# 任务与练习
1) 按 LeetCode 1662 题的页面文本，word1[i] 和 word2[i] 由什么组成？
2) 把 LeetCode 1662 题页面文本中从“1 <= word1.length, word2.length”往下一直到“更好一些的方法是用指针滑动判断对比。”的部分，一字不差地再写一遍。

# 页面文本
『LeetCode』1662 检查两个字符串数组是否相等

题目

给你两个字符串数组 word1 和 word2 。如果两个数组表示的字符串相同，返回true；否则，返回 false

数组表示的字符串 是由数组中的所有元素 按顺序 连接形成的字符串。

示例 1：

输入：word1 = ["ab", "c"], word2 = ["a", "bc"]
输出：true
解释：
word1 表示的字符串为 "ab" + "c" -> "abc"
word2 表示的字符串为 "a" + "bc" -> "abc"
两个字符串相同，返回 true

示例 2：

输入：word1 = ["a", "cb"], word2 = ["ab", "c"]
输出：false

示例 3：

输入：word1 = ["abc", "d", "defg"], word2 = ["abcddefg"]
输出：true

提示：

1 <= word1.length, word2.length <= 10^{3}
1 <= word1[i].length, word2[i].length <= 10^{3}
1 <= sum(word1[i].length), sum(word2[i].length) <= 10^{3}
word1[i] 和 word2[i] 由小写字母组成

题解

【检查两个字符串数组是否相等】简单一行模拟

模拟

最简单的方法就是拼接然后模拟，一行代码即可。但空间复杂度为 \(O(n)\)

更好一些的方法是用指针滑动判断对比。

(一组记录)
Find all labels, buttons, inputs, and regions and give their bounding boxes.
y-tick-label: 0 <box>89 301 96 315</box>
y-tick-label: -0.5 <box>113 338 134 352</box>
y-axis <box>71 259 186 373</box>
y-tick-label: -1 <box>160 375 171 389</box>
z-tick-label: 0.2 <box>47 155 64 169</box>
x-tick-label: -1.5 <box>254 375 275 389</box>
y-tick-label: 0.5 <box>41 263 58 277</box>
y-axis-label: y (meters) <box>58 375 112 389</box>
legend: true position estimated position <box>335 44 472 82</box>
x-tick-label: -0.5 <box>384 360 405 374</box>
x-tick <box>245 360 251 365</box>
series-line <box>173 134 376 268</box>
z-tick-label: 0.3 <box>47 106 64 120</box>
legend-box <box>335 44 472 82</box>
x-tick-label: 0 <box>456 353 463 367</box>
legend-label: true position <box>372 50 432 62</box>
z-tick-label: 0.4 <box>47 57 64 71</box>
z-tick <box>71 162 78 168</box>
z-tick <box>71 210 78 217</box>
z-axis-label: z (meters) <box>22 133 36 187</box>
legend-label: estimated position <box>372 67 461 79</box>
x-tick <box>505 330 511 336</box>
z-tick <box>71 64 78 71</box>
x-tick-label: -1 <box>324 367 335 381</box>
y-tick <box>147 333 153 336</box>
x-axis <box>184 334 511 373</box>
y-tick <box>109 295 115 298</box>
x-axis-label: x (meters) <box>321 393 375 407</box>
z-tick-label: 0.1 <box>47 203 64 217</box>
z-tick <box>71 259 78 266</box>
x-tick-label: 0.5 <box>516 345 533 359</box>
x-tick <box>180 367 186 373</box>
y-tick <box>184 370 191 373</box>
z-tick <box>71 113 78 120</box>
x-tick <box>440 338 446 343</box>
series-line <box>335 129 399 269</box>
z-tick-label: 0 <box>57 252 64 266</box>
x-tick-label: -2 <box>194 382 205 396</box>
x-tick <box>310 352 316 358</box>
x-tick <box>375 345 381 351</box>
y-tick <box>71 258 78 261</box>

# 输出结果
1) 由小写字母组成。

2)
1 <= word1.length, word2.length <= 10^{3}
1 <= word1[i].length, word2[i].length <= 10^{3}
1 <= sum(word1[i].length), sum(word2[i].length) <= 10^{3}
word1[i] 和 word2[i] 由小写字母组成

题解

【检查两个字符串数组是否相等】简单一行模拟

模拟

最简单的方法就是拼接然后模拟，一行代码即可。但空间复杂度为 \(O(n)\)

更好一些的方法是用指针滑动判断对比。